## start Provided entries

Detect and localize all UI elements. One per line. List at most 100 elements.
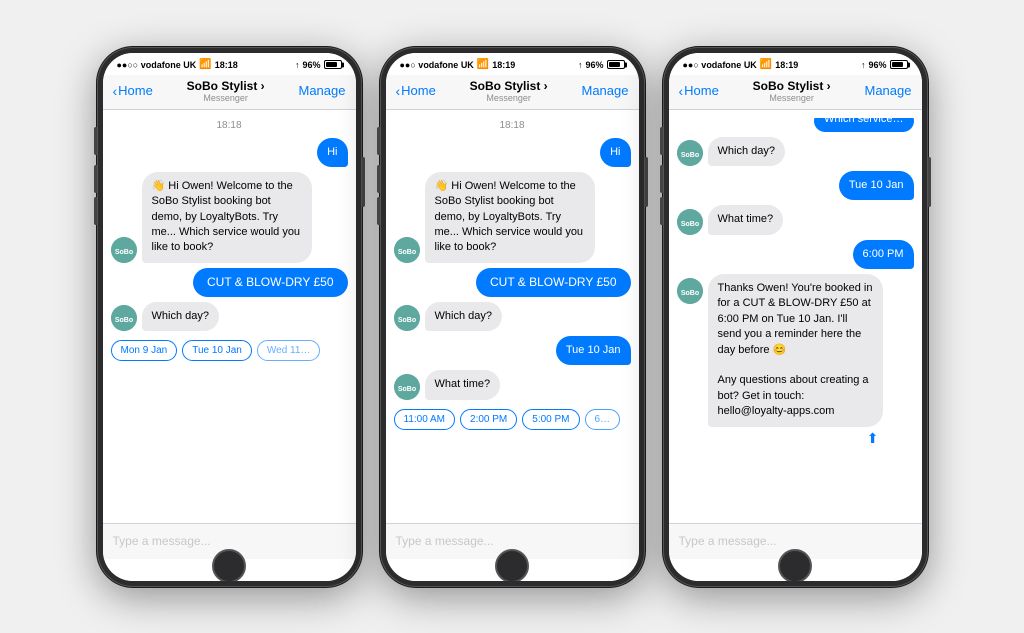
phones-container: ●●○○ vodafone UK 📶 18:18 ↑ 96% ‹ Home So… [77, 27, 948, 607]
msg-tue-3: Tue 10 Jan [677, 171, 914, 200]
share-icon-3[interactable]: ⬆ [867, 430, 879, 447]
status-left-1: ●●○○ vodafone UK 📶 18:18 [117, 59, 238, 70]
avatar-1: SoBo [111, 237, 137, 263]
status-left-2: ●●○ vodafone UK 📶 18:19 [400, 59, 516, 70]
svg-text:SoBo: SoBo [114, 249, 132, 256]
home-area-1 [103, 559, 356, 581]
status-right-1: ↑ 96% [295, 60, 342, 70]
qr-wed-1[interactable]: Wed 11… [257, 340, 321, 361]
msg-hi-1: Hi [111, 138, 348, 167]
time-label-1: 18:18 [111, 120, 348, 131]
status-bar-2: ●●○ vodafone UK 📶 18:19 ↑ 96% [386, 53, 639, 75]
bubble-action-2[interactable]: CUT & BLOW-DRY £50 [476, 268, 631, 297]
back-label-1[interactable]: Home [118, 83, 153, 98]
battery-2 [607, 60, 625, 69]
manage-btn-3[interactable]: Manage [865, 83, 912, 98]
svg-text:SoBo: SoBo [397, 386, 415, 393]
phone-1: ●●○○ vodafone UK 📶 18:18 ↑ 96% ‹ Home So… [97, 47, 362, 587]
bubble-whattime-3: What time? [708, 205, 784, 234]
svg-text:SoBo: SoBo [397, 317, 415, 324]
phone-3: ●●○ vodafone UK 📶 18:19 ↑ 96% ‹ Home SoB… [663, 47, 928, 587]
back-chevron-1: ‹ [113, 83, 118, 99]
msg-6pm-3: 6:00 PM [677, 240, 914, 269]
svg-text:SoBo: SoBo [680, 221, 698, 228]
qr-11am-2[interactable]: 11:00 AM [394, 409, 456, 430]
msg-whattime-2: SoBo What time? [394, 370, 631, 399]
nav-title-3: SoBo Stylist › [753, 79, 831, 93]
msg-whattime-3: SoBo What time? [677, 205, 914, 234]
avatar-1b: SoBo [111, 305, 137, 331]
nav-bar-2: ‹ Home SoBo Stylist › Messenger Manage [386, 75, 639, 110]
qr-more-2[interactable]: 6… [585, 409, 621, 430]
nav-center-2: SoBo Stylist › Messenger [470, 79, 548, 103]
qr-mon-1[interactable]: Mon 9 Jan [111, 340, 178, 361]
carrier-1: ●●○○ vodafone UK [117, 60, 197, 70]
bubble-welcome-1: 👋 Hi Owen! Welcome to the SoBo Stylist b… [142, 172, 312, 263]
bubble-6pm-3: 6:00 PM [853, 240, 914, 269]
nav-bar-1: ‹ Home SoBo Stylist › Messenger Manage [103, 75, 356, 110]
nav-subtitle-2: Messenger [470, 93, 548, 103]
battery-3 [890, 60, 908, 69]
carrier-3: ●●○ vodafone UK [683, 60, 757, 70]
qr-tue-1[interactable]: Tue 10 Jan [182, 340, 252, 361]
avatar-3c: SoBo [677, 278, 703, 304]
manage-btn-1[interactable]: Manage [299, 83, 346, 98]
back-chevron-3: ‹ [679, 83, 684, 99]
avatar-3b: SoBo [677, 209, 703, 235]
home-btn-2[interactable] [495, 549, 529, 581]
home-btn-3[interactable] [778, 549, 812, 581]
svg-text:SoBo: SoBo [114, 317, 132, 324]
wifi-2: 📶 [477, 59, 489, 70]
bubble-whattime-2: What time? [425, 370, 501, 399]
manage-btn-2[interactable]: Manage [582, 83, 629, 98]
status-right-2: ↑ 96% [578, 60, 625, 70]
back-btn-3[interactable]: ‹ Home [679, 83, 719, 99]
bubble-whichday-1: Which day? [142, 302, 219, 331]
avatar-2: SoBo [394, 237, 420, 263]
msg-action-2: CUT & BLOW-DRY £50 [394, 268, 631, 297]
nav-center-1: SoBo Stylist › Messenger [187, 79, 265, 103]
battery-pct-3: 96% [868, 60, 886, 70]
msg-hi-2: Hi [394, 138, 631, 167]
time-1: 18:18 [215, 60, 238, 70]
carrier-2: ●●○ vodafone UK [400, 60, 474, 70]
input-placeholder-3[interactable]: Type a message... [679, 534, 912, 548]
time-3: 18:19 [775, 60, 798, 70]
status-right-3: ↑ 96% [861, 60, 908, 70]
qr-5pm-2[interactable]: 5:00 PM [522, 409, 579, 430]
back-label-2[interactable]: Home [401, 83, 436, 98]
svg-text:SoBo: SoBo [680, 290, 698, 297]
msg-welcome-1: SoBo 👋 Hi Owen! Welcome to the SoBo Styl… [111, 172, 348, 263]
bubble-action-1[interactable]: CUT & BLOW-DRY £50 [193, 268, 348, 297]
msg-welcome-2: SoBo 👋 Hi Owen! Welcome to the SoBo Styl… [394, 172, 631, 263]
bubble-welcome-2: 👋 Hi Owen! Welcome to the SoBo Stylist b… [425, 172, 595, 263]
wifi-3: 📶 [760, 59, 772, 70]
msg-confirm-3: SoBo Thanks Owen! You're booked in for a… [677, 274, 914, 447]
back-btn-2[interactable]: ‹ Home [396, 83, 436, 99]
status-bar-1: ●●○○ vodafone UK 📶 18:18 ↑ 96% [103, 53, 356, 75]
bubble-confirm-3: Thanks Owen! You're booked in for a CUT … [708, 274, 883, 427]
status-left-3: ●●○ vodafone UK 📶 18:19 [683, 59, 799, 70]
chat-area-2: 18:18 Hi SoBo 👋 Hi Owen! Welcome to the … [386, 110, 639, 523]
msg-whichday-3: SoBo Which day? [677, 137, 914, 166]
bubble-tue-3: Tue 10 Jan [839, 171, 914, 200]
partial-bubble-3: Which service… [677, 118, 914, 132]
back-btn-1[interactable]: ‹ Home [113, 83, 153, 99]
svg-text:SoBo: SoBo [397, 249, 415, 256]
nav-title-2: SoBo Stylist › [470, 79, 548, 93]
back-label-3[interactable]: Home [684, 83, 719, 98]
svg-text:SoBo: SoBo [680, 152, 698, 159]
input-placeholder-2[interactable]: Type a message... [396, 534, 629, 548]
arrow-1: ↑ [295, 60, 300, 70]
qr-2pm-2[interactable]: 2:00 PM [460, 409, 517, 430]
arrow-3: ↑ [861, 60, 866, 70]
avatar-2c: SoBo [394, 374, 420, 400]
quick-replies-1: Mon 9 Jan Tue 10 Jan Wed 11… [111, 336, 348, 363]
home-btn-1[interactable] [212, 549, 246, 581]
nav-title-1: SoBo Stylist › [187, 79, 265, 93]
avatar-3a: SoBo [677, 140, 703, 166]
input-placeholder-1[interactable]: Type a message... [113, 534, 346, 548]
msg-action-1: CUT & BLOW-DRY £50 [111, 268, 348, 297]
msg-whichday-1: SoBo Which day? [111, 302, 348, 331]
nav-bar-3: ‹ Home SoBo Stylist › Messenger Manage [669, 75, 922, 110]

## end Provided entries

Could you pull every line of the records above out verbatim, leaving the pictures out of your answer?

Detect and localize all UI elements. One per line. List at most 100 elements.
phones-container: ●●○○ vodafone UK 📶 18:18 ↑ 96% ‹ Home So… [77, 27, 948, 607]
msg-tue-3: Tue 10 Jan [677, 171, 914, 200]
share-icon-3[interactable]: ⬆ [867, 430, 879, 447]
status-left-1: ●●○○ vodafone UK 📶 18:18 [117, 59, 238, 70]
avatar-1: SoBo [111, 237, 137, 263]
status-left-2: ●●○ vodafone UK 📶 18:19 [400, 59, 516, 70]
svg-text:SoBo: SoBo [114, 249, 132, 256]
home-area-1 [103, 559, 356, 581]
status-right-1: ↑ 96% [295, 60, 342, 70]
qr-wed-1[interactable]: Wed 11… [257, 340, 321, 361]
msg-hi-1: Hi [111, 138, 348, 167]
time-label-1: 18:18 [111, 120, 348, 131]
status-bar-2: ●●○ vodafone UK 📶 18:19 ↑ 96% [386, 53, 639, 75]
bubble-action-2[interactable]: CUT & BLOW-DRY £50 [476, 268, 631, 297]
back-label-1[interactable]: Home [118, 83, 153, 98]
battery-2 [607, 60, 625, 69]
manage-btn-3[interactable]: Manage [865, 83, 912, 98]
svg-text:SoBo: SoBo [397, 386, 415, 393]
phone-1: ●●○○ vodafone UK 📶 18:18 ↑ 96% ‹ Home So… [97, 47, 362, 587]
bubble-whattime-3: What time? [708, 205, 784, 234]
svg-text:SoBo: SoBo [397, 317, 415, 324]
phone-3: ●●○ vodafone UK 📶 18:19 ↑ 96% ‹ Home SoB… [663, 47, 928, 587]
back-chevron-1: ‹ [113, 83, 118, 99]
msg-6pm-3: 6:00 PM [677, 240, 914, 269]
svg-text:SoBo: SoBo [680, 221, 698, 228]
qr-11am-2[interactable]: 11:00 AM [394, 409, 456, 430]
msg-whattime-2: SoBo What time? [394, 370, 631, 399]
nav-title-3: SoBo Stylist › [753, 79, 831, 93]
msg-whattime-3: SoBo What time? [677, 205, 914, 234]
avatar-1b: SoBo [111, 305, 137, 331]
nav-bar-2: ‹ Home SoBo Stylist › Messenger Manage [386, 75, 639, 110]
qr-more-2[interactable]: 6… [585, 409, 621, 430]
nav-center-2: SoBo Stylist › Messenger [470, 79, 548, 103]
qr-mon-1[interactable]: Mon 9 Jan [111, 340, 178, 361]
carrier-1: ●●○○ vodafone UK [117, 60, 197, 70]
bubble-welcome-1: 👋 Hi Owen! Welcome to the SoBo Stylist b… [142, 172, 312, 263]
bubble-6pm-3: 6:00 PM [853, 240, 914, 269]
nav-bar-1: ‹ Home SoBo Stylist › Messenger Manage [103, 75, 356, 110]
nav-subtitle-2: Messenger [470, 93, 548, 103]
battery-3 [890, 60, 908, 69]
carrier-3: ●●○ vodafone UK [683, 60, 757, 70]
qr-tue-1[interactable]: Tue 10 Jan [182, 340, 252, 361]
avatar-3c: SoBo [677, 278, 703, 304]
manage-btn-1[interactable]: Manage [299, 83, 346, 98]
back-chevron-3: ‹ [679, 83, 684, 99]
avatar-3b: SoBo [677, 209, 703, 235]
home-btn-2[interactable] [495, 549, 529, 581]
home-btn-3[interactable] [778, 549, 812, 581]
svg-text:SoBo: SoBo [114, 317, 132, 324]
wifi-2: 📶 [477, 59, 489, 70]
bubble-whattime-2: What time? [425, 370, 501, 399]
manage-btn-2[interactable]: Manage [582, 83, 629, 98]
status-right-2: ↑ 96% [578, 60, 625, 70]
back-btn-3[interactable]: ‹ Home [679, 83, 719, 99]
bubble-whichday-1: Which day? [142, 302, 219, 331]
avatar-2: SoBo [394, 237, 420, 263]
msg-action-2: CUT & BLOW-DRY £50 [394, 268, 631, 297]
nav-center-1: SoBo Stylist › Messenger [187, 79, 265, 103]
battery-pct-3: 96% [868, 60, 886, 70]
msg-hi-2: Hi [394, 138, 631, 167]
time-1: 18:18 [215, 60, 238, 70]
carrier-2: ●●○ vodafone UK [400, 60, 474, 70]
input-placeholder-3[interactable]: Type a message... [679, 534, 912, 548]
time-3: 18:19 [775, 60, 798, 70]
status-right-3: ↑ 96% [861, 60, 908, 70]
qr-5pm-2[interactable]: 5:00 PM [522, 409, 579, 430]
back-label-2[interactable]: Home [401, 83, 436, 98]
svg-text:SoBo: SoBo [680, 290, 698, 297]
msg-welcome-1: SoBo 👋 Hi Owen! Welcome to the SoBo Styl… [111, 172, 348, 263]
bubble-action-1[interactable]: CUT & BLOW-DRY £50 [193, 268, 348, 297]
msg-welcome-2: SoBo 👋 Hi Owen! Welcome to the SoBo Styl… [394, 172, 631, 263]
bubble-welcome-2: 👋 Hi Owen! Welcome to the SoBo Stylist b… [425, 172, 595, 263]
wifi-3: 📶 [760, 59, 772, 70]
msg-confirm-3: SoBo Thanks Owen! You're booked in for a… [677, 274, 914, 447]
back-btn-2[interactable]: ‹ Home [396, 83, 436, 99]
status-bar-1: ●●○○ vodafone UK 📶 18:18 ↑ 96% [103, 53, 356, 75]
bubble-confirm-3: Thanks Owen! You're booked in for a CUT … [708, 274, 883, 427]
status-left-3: ●●○ vodafone UK 📶 18:19 [683, 59, 799, 70]
chat-area-2: 18:18 Hi SoBo 👋 Hi Owen! Welcome to the … [386, 110, 639, 523]
msg-whichday-3: SoBo Which day? [677, 137, 914, 166]
bubble-tue-3: Tue 10 Jan [839, 171, 914, 200]
partial-bubble-3: Which service… [677, 118, 914, 132]
back-btn-1[interactable]: ‹ Home [113, 83, 153, 99]
svg-text:SoBo: SoBo [397, 249, 415, 256]
nav-title-2: SoBo Stylist › [470, 79, 548, 93]
back-label-3[interactable]: Home [684, 83, 719, 98]
svg-text:SoBo: SoBo [680, 152, 698, 159]
input-placeholder-2[interactable]: Type a message... [396, 534, 629, 548]
arrow-1: ↑ [295, 60, 300, 70]
qr-2pm-2[interactable]: 2:00 PM [460, 409, 517, 430]
arrow-3: ↑ [861, 60, 866, 70]
avatar-2c: SoBo [394, 374, 420, 400]
quick-replies-1: Mon 9 Jan Tue 10 Jan Wed 11… [111, 336, 348, 363]
home-btn-1[interactable] [212, 549, 246, 581]
nav-title-1: SoBo Stylist › [187, 79, 265, 93]
avatar-3a: SoBo [677, 140, 703, 166]
input-placeholder-1[interactable]: Type a message... [113, 534, 346, 548]
msg-action-1: CUT & BLOW-DRY £50 [111, 268, 348, 297]
msg-whichday-1: SoBo Which day? [111, 302, 348, 331]
nav-bar-3: ‹ Home SoBo Stylist › Messenger Manage [669, 75, 922, 110]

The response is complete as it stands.